- _Work instructions_
Determine the count of lines holding the string "LUXOFT". Return only the number.

(Data records)
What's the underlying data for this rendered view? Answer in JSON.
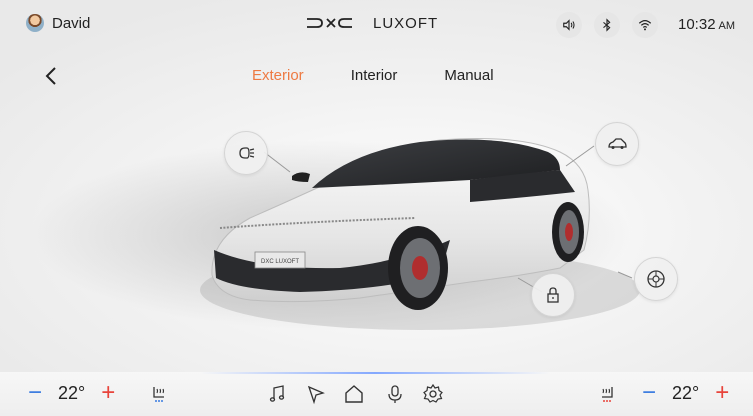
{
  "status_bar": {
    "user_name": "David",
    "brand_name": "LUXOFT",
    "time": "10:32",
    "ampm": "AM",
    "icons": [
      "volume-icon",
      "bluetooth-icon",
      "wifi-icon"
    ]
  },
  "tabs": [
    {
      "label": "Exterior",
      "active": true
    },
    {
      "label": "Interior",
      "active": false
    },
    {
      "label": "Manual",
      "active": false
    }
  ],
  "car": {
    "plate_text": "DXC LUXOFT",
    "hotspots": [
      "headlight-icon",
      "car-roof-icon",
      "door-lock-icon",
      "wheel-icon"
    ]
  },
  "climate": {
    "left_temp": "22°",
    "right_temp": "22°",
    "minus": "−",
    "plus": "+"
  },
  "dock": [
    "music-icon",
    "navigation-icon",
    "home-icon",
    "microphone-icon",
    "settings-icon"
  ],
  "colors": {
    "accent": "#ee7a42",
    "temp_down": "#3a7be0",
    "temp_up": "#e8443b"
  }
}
...
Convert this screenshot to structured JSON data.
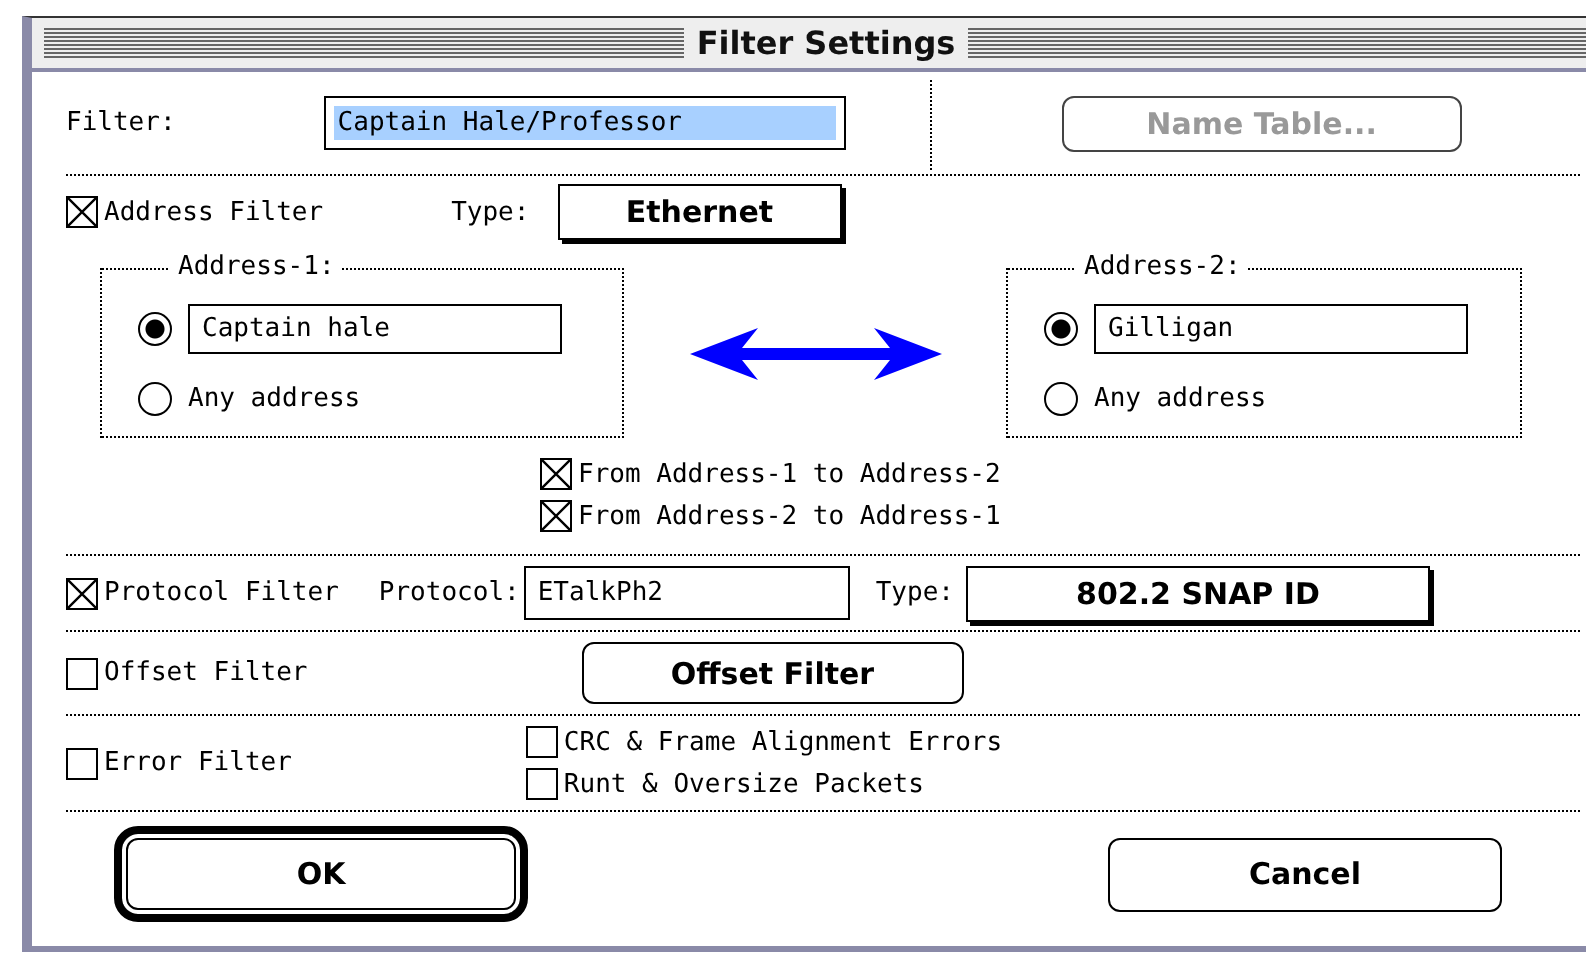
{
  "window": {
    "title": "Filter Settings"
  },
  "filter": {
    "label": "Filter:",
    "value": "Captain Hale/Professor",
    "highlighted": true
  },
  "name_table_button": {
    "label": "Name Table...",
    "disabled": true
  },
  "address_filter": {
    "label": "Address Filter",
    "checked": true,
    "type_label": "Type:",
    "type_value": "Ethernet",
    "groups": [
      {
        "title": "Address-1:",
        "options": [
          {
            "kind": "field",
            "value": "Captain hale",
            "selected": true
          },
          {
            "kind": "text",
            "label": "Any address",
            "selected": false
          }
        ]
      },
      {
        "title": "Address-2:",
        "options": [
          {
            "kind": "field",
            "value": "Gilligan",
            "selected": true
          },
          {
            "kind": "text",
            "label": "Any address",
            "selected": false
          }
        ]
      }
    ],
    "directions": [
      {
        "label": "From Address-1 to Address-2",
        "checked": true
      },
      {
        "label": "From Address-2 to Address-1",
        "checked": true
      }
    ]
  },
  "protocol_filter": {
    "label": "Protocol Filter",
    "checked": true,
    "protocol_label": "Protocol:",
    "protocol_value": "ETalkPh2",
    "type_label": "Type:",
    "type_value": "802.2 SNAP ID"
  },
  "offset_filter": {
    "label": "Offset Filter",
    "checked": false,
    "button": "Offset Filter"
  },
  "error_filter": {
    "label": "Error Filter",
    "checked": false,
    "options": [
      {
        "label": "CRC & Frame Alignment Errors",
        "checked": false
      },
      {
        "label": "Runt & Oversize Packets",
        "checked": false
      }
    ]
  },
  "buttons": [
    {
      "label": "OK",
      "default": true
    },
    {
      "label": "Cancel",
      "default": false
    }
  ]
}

- _Problem solution_
2